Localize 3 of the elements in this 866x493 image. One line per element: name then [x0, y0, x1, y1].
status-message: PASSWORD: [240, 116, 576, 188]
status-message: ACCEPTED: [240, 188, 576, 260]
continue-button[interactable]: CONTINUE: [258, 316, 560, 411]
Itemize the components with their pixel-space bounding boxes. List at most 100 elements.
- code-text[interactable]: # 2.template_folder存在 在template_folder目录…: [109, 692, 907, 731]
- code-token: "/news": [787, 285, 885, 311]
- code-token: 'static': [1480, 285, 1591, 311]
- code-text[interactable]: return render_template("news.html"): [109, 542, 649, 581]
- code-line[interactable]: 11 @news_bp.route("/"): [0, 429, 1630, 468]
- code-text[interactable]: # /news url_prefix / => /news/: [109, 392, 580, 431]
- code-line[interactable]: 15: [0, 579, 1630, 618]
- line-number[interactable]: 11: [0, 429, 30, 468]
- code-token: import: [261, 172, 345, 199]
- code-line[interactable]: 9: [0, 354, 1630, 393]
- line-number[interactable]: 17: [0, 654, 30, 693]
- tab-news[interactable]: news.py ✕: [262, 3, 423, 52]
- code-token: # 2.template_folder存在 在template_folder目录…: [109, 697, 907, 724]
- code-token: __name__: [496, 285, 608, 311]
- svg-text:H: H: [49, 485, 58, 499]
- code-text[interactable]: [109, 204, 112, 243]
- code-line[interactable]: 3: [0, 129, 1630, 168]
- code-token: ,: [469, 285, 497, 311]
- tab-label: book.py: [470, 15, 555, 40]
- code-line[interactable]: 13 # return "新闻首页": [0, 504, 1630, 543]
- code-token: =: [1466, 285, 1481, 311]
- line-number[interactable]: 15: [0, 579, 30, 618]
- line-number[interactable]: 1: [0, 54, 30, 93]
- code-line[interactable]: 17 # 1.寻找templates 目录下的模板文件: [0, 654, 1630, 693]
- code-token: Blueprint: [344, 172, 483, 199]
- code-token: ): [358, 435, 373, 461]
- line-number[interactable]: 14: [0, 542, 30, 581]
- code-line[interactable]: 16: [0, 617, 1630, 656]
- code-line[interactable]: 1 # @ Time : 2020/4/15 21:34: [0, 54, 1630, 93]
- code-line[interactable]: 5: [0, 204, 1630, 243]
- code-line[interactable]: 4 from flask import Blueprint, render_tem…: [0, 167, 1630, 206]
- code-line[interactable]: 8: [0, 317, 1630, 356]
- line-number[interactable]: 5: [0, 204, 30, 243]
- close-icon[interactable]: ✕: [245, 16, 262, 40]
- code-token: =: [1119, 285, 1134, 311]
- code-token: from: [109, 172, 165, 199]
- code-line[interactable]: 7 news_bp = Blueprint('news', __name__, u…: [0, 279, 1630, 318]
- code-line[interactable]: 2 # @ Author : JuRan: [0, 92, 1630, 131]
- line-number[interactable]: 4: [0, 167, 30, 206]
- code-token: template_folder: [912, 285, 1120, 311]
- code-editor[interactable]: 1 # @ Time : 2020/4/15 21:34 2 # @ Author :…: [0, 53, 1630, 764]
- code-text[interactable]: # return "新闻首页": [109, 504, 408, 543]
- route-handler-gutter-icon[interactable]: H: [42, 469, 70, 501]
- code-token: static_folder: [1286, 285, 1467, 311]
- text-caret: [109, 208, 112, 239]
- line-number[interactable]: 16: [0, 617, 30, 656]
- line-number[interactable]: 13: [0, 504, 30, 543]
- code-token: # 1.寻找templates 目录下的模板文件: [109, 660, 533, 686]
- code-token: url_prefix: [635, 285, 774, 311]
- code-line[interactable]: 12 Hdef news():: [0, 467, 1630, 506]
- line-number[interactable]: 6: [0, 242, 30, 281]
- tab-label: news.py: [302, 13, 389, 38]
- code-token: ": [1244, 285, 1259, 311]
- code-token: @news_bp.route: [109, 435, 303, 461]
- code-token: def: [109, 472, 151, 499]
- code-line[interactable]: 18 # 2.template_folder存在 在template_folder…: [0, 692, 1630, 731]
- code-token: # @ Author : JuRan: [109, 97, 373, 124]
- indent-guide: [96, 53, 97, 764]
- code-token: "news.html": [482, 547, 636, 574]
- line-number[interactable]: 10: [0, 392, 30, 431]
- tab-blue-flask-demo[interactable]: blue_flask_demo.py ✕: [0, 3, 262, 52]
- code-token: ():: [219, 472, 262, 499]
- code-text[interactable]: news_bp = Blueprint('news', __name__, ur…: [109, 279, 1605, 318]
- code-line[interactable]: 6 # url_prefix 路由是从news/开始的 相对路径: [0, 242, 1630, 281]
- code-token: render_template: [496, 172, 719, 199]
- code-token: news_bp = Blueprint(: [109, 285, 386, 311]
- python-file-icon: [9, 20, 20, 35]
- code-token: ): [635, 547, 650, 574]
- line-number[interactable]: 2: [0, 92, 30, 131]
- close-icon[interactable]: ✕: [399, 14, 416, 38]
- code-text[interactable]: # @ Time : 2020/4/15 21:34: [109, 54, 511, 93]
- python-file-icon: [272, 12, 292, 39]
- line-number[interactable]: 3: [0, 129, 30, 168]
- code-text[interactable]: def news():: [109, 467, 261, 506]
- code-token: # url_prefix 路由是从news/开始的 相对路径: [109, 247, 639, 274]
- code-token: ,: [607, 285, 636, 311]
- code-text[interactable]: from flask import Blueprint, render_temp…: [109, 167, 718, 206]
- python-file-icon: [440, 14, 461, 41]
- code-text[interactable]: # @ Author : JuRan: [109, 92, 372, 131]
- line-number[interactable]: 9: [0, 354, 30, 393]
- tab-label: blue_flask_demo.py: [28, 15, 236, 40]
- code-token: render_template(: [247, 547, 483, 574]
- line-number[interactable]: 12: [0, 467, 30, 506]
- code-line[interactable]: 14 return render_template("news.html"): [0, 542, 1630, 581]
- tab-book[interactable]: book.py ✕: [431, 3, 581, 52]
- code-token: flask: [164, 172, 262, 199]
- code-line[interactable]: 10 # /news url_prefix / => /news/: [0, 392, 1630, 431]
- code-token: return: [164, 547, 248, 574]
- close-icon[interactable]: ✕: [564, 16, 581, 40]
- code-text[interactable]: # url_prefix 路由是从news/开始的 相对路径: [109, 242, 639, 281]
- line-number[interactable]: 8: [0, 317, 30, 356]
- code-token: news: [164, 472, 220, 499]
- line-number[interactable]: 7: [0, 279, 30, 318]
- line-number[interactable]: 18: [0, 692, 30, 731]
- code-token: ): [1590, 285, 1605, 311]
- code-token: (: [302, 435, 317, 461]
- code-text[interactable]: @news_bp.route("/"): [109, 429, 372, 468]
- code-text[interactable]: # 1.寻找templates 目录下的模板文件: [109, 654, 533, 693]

Stated exercise >> Could you recast all the lines above as a JSON list of strings, with one string for each line and any blank lines left out?

The completed task >>
[
  "Localize 3 of the elements in this 866x493 image. One line per element: name then [x0, y0, x1, y1].",
  "status-message: PASSWORD: [240, 116, 576, 188]",
  "status-message: ACCEPTED: [240, 188, 576, 260]",
  "continue-button[interactable]: CONTINUE: [258, 316, 560, 411]",
  "Itemize the components with their pixel-space bounding boxes. List at most 100 elements.",
  "- code-text[interactable]: # 2.template_folder存在 在template_folder目录…: [109, 692, 907, 731]",
  "- code-token: \"/news\": [787, 285, 885, 311]",
  "- code-token: 'static': [1480, 285, 1591, 311]",
  "- code-text[interactable]: return render_template(\"news.html\"): [109, 542, 649, 581]",
  "- code-line[interactable]: 11 @news_bp.route(\"/\"): [0, 429, 1630, 468]",
  "- code-text[interactable]: # /news url_prefix / => /news/: [109, 392, 580, 431]",
  "- code-line[interactable]: 15: [0, 579, 1630, 618]",
  "- line-number[interactable]: 11: [0, 429, 30, 468]",
  "- code-token: import: [261, 172, 345, 199]",
  "- code-line[interactable]: 9: [0, 354, 1630, 393]",
  "- line-number[interactable]: 17: [0, 654, 30, 693]",
  "- tab-news[interactable]: news.py ✕: [262, 3, 423, 52]",
  "- code-token: # 2.template_folder存在 在template_folder目录…: [109, 697, 907, 724]",
  "- code-token: __name__: [496, 285, 608, 311]",
  "- svg-text:H: H: [49, 485, 58, 499]",
  "- code-text[interactable]: [109, 204, 112, 243]",
  "- code-line[interactable]: 3: [0, 129, 1630, 168]",
  "- code-token: ,: [469, 285, 497, 311]",
  "- tab-label: book.py: [470, 15, 555, 40]",
  "- code-line[interactable]: 13 # return \"新闻首页\": [0, 504, 1630, 543]",
  "- code-token: =: [1466, 285, 1481, 311]",
  "- line-number[interactable]: 15: [0, 579, 30, 618]",
  "- line-number[interactable]: 1: [0, 54, 30, 93]",
  "- code-line[interactable]: 17 # 1.寻找templates 目录下的模板文件: [0, 654, 1630, 693]",
  "- code-token: Blueprint: [344, 172, 483, 199]",
  "- code-token: ): [358, 435, 373, 461]",
  "- line-number[interactable]: 14: [0, 542, 30, 581]",
  "- code-line[interactable]: 16: [0, 617, 1630, 656]",
  "- code-line[interactable]: 1 # @ Time : 2020/4/15 21:34: [0, 54, 1630, 93]",
  "- code-line[interactable]: 5: [0, 204, 1630, 243]",
  "- code-line[interactable]: 4 from flask import Blueprint, render_tem…: [0, 167, 1630, 206]",
  "- code-line[interactable]: 8: [0, 317, 1630, 356]",
  "- line-number[interactable]: 5: [0, 204, 30, 243]",
  "- close-icon[interactable]: ✕: [245, 16, 262, 40]",
  "- code-token: =: [1119, 285, 1134, 311]",
  "- code-token: from: [109, 172, 165, 199]",
  "- code-line[interactable]: 7 news_bp = Blueprint('news', __name__, u…: [0, 279, 1630, 318]",
  "- code-line[interactable]: 2 # @ Author : JuRan: [0, 92, 1630, 131]",
  "- line-number[interactable]: 4: [0, 167, 30, 206]",
  "- code-token: template_folder: [912, 285, 1120, 311]",
  "- code-editor[interactable]: 1 # @ Time : 2020/4/15 21:34 2 # @ Author :…: [0, 53, 1630, 764]",
  "- code-text[interactable]: # return \"新闻首页\": [109, 504, 408, 543]",
  "- route-handler-gutter-icon[interactable]: H: [42, 469, 70, 501]",
  "- code-token: static_folder: [1286, 285, 1467, 311]",
  "- text-caret: [109, 208, 112, 239]",
  "- line-number[interactable]: 16: [0, 617, 30, 656]",
  "- line-number[interactable]: 13: [0, 504, 30, 543]",
  "- code-token: # 1.寻找templates 目录下的模板文件: [109, 660, 533, 686]",
  "- code-token: url_prefix: [635, 285, 774, 311]",
  "- code-line[interactable]: 12 Hdef news():: [0, 467, 1630, 506]",
  "- line-number[interactable]: 6: [0, 242, 30, 281]",
  "- tab-label: news.py: [302, 13, 389, 38]",
  "- code-token: \": [1244, 285, 1259, 311]",
  "- code-token: @news_bp.route: [109, 435, 303, 461]",
  "- code-token: def: [109, 472, 151, 499]",
  "- code-line[interactable]: 18 # 2.template_folder存在 在template_folder…: [0, 692, 1630, 731]",
  "- code-token: # @ Author : JuRan: [109, 97, 373, 124]",
  "- indent-guide: [96, 53, 97, 764]",
  "- code-token: \"news.html\": [482, 547, 636, 574]",
  "- line-number[interactable]: 10: [0, 392, 30, 431]",
  "- tab-blue-flask-demo[interactable]: blue_flask_demo.py ✕: [0, 3, 262, 52]",
  "- code-token: ():: [219, 472, 262, 499]",
  "- code-text[interactable]: news_bp = Blueprint('news', __name__, ur…: [109, 279, 1605, 318]",
  "- code-line[interactable]: 6 # url_prefix 路由是从news/开始的 相对路径: [0, 242, 1630, 281]",
  "- code-token: render_template: [496, 172, 719, 199]",
  "- code-token: news_bp = Blueprint(: [109, 285, 386, 311]",
  "- python-file-icon: [9, 20, 20, 35]",
  "- code-token: ): [635, 547, 650, 574]",
  "- line-number[interactable]: 2: [0, 92, 30, 131]",
  "- close-icon[interactable]: ✕: [399, 14, 416, 38]",
  "- code-text[interactable]: # @ Time : 2020/4/15 21:34: [109, 54, 511, 93]",
  "- python-file-icon: [272, 12, 292, 39]",
  "- line-number[interactable]: 3: [0, 129, 30, 168]",
  "- code-text[interactable]: def news():: [109, 467, 261, 506]",
  "- code-token: # url_prefix 路由是从news/开始的 相对路径: [109, 247, 639, 274]",
  "- code-token: ,: [607, 285, 636, 311]",
  "- code-text[interactable]: from flask import Blueprint, render_temp…: [109, 167, 718, 206]",
  "- python-file-icon: [440, 14, 461, 41]",
  "- code-text[interactable]: # @ Author : JuRan: [109, 92, 372, 131]",
  "- line-number[interactable]: 9: [0, 354, 30, 393]",
  "- tab-label: blue_flask_demo.py: [28, 15, 236, 40]",
  "- code-token: render_template(: [247, 547, 483, 574]",
  "- line-number[interactable]: 12: [0, 467, 30, 506]",
  "- code-line[interactable]: 14 return render_template(\"news.html\"): [0, 542, 1630, 581]",
  "- tab-book[interactable]: book.py ✕: [431, 3, 581, 52]",
  "- code-token: flask: [164, 172, 262, 199]",
  "- code-line[interactable]: 10 # /news url_prefix / => /news/: [0, 392, 1630, 431]",
  "- code-token: return: [164, 547, 248, 574]",
  "- close-icon[interactable]: ✕: [564, 16, 581, 40]",
  "- code-text[interactable]: # url_prefix 路由是从news/开始的 相对路径: [109, 242, 639, 281]",
  "- line-number[interactable]: 8: [0, 317, 30, 356]",
  "- code-token: news: [164, 472, 220, 499]",
  "- line-number[interactable]: 7: [0, 279, 30, 318]",
  "- line-number[interactable]: 18: [0, 692, 30, 731]",
  "- code-token: ): [1590, 285, 1605, 311]",
  "- code-token: (: [302, 435, 317, 461]",
  "- code-text[interactable]: @news_bp.route(\"/\"): [109, 429, 372, 468]",
  "- code-text[interactable]: # 1.寻找templates 目录下的模板文件: [109, 654, 533, 693]"
]